* [THE INPUT]
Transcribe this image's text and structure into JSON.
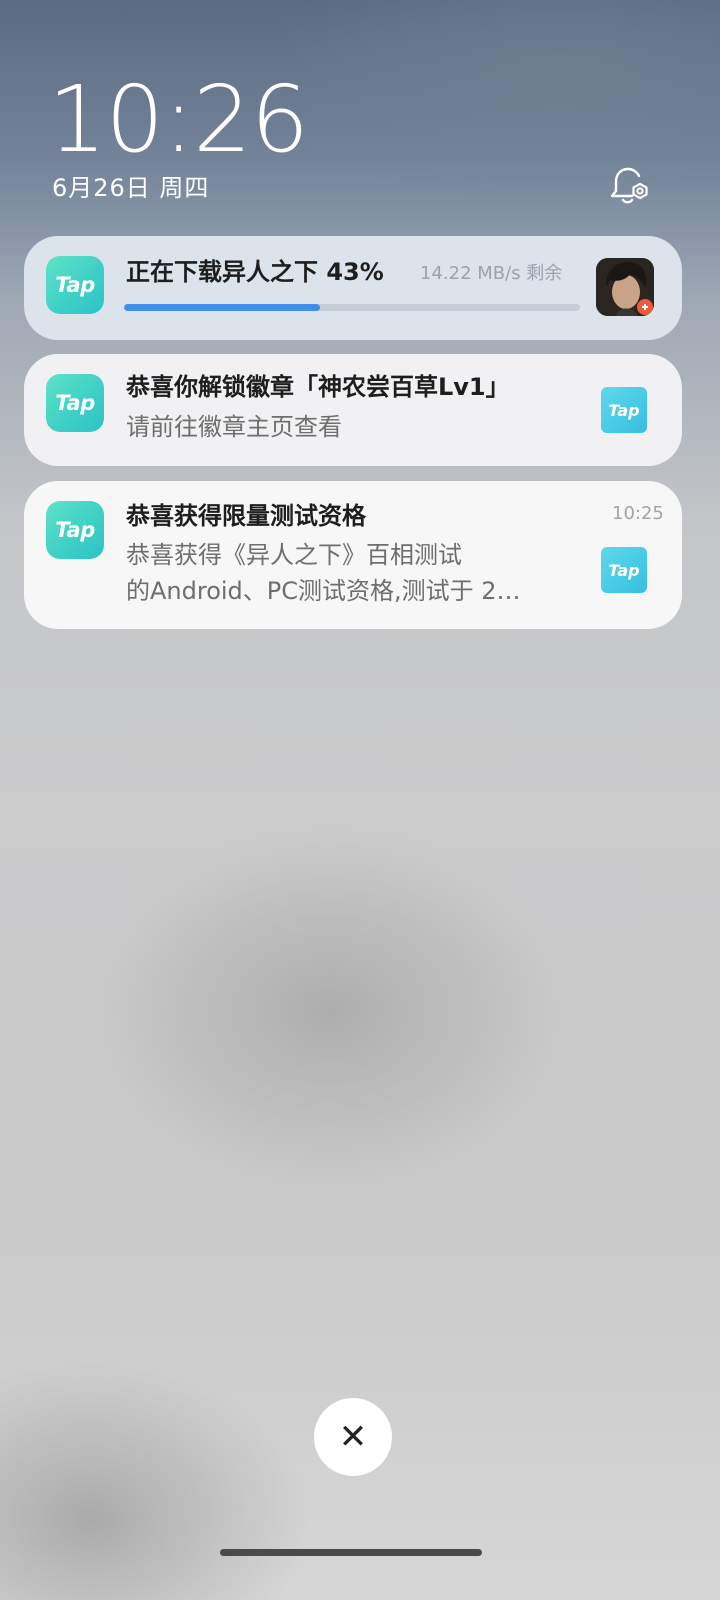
{
  "lockscreen": {
    "time": "10:26",
    "date": "6月26日 周四"
  },
  "notifications": [
    {
      "app_icon_text": "Tap",
      "title": "正在下载异人之下 43%",
      "speed": "14.22 MB/s  剩余",
      "progress": 0.43,
      "thumbnail": "game-character-thumbnail"
    },
    {
      "app_icon_text": "Tap",
      "title": "恭喜你解锁徽章「神农尝百草Lv1」",
      "body": "请前往徽章主页查看",
      "side_icon_text": "Tap"
    },
    {
      "app_icon_text": "Tap",
      "title": "恭喜获得限量测试资格",
      "body_line1": "恭喜获得《异人之下》百相测试",
      "body_line2": "的Android、PC测试资格,测试于 2…",
      "time": "10:25",
      "side_icon_text": "Tap"
    }
  ],
  "close_button": {
    "glyph": "✕"
  },
  "icons": {
    "settings": "notification-settings-icon",
    "close": "close-icon"
  },
  "colors": {
    "tap_brand": "#3fd0c6",
    "progress": "#3f8fe8"
  }
}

* [AIM]
Output all of the data exactly as it stands, minus any images.

* [COMPLETED EXERCISE]
Transcribe this image's text and structure into JSON.
{
  "lockscreen": {
    "time": "10:26",
    "date": "6月26日 周四"
  },
  "notifications": [
    {
      "app_icon_text": "Tap",
      "title": "正在下载异人之下 43%",
      "speed": "14.22 MB/s  剩余",
      "progress": 0.43,
      "thumbnail": "game-character-thumbnail"
    },
    {
      "app_icon_text": "Tap",
      "title": "恭喜你解锁徽章「神农尝百草Lv1」",
      "body": "请前往徽章主页查看",
      "side_icon_text": "Tap"
    },
    {
      "app_icon_text": "Tap",
      "title": "恭喜获得限量测试资格",
      "body_line1": "恭喜获得《异人之下》百相测试",
      "body_line2": "的Android、PC测试资格,测试于 2…",
      "time": "10:25",
      "side_icon_text": "Tap"
    }
  ],
  "close_button": {
    "glyph": "✕"
  },
  "icons": {
    "settings": "notification-settings-icon",
    "close": "close-icon"
  },
  "colors": {
    "tap_brand": "#3fd0c6",
    "progress": "#3f8fe8"
  }
}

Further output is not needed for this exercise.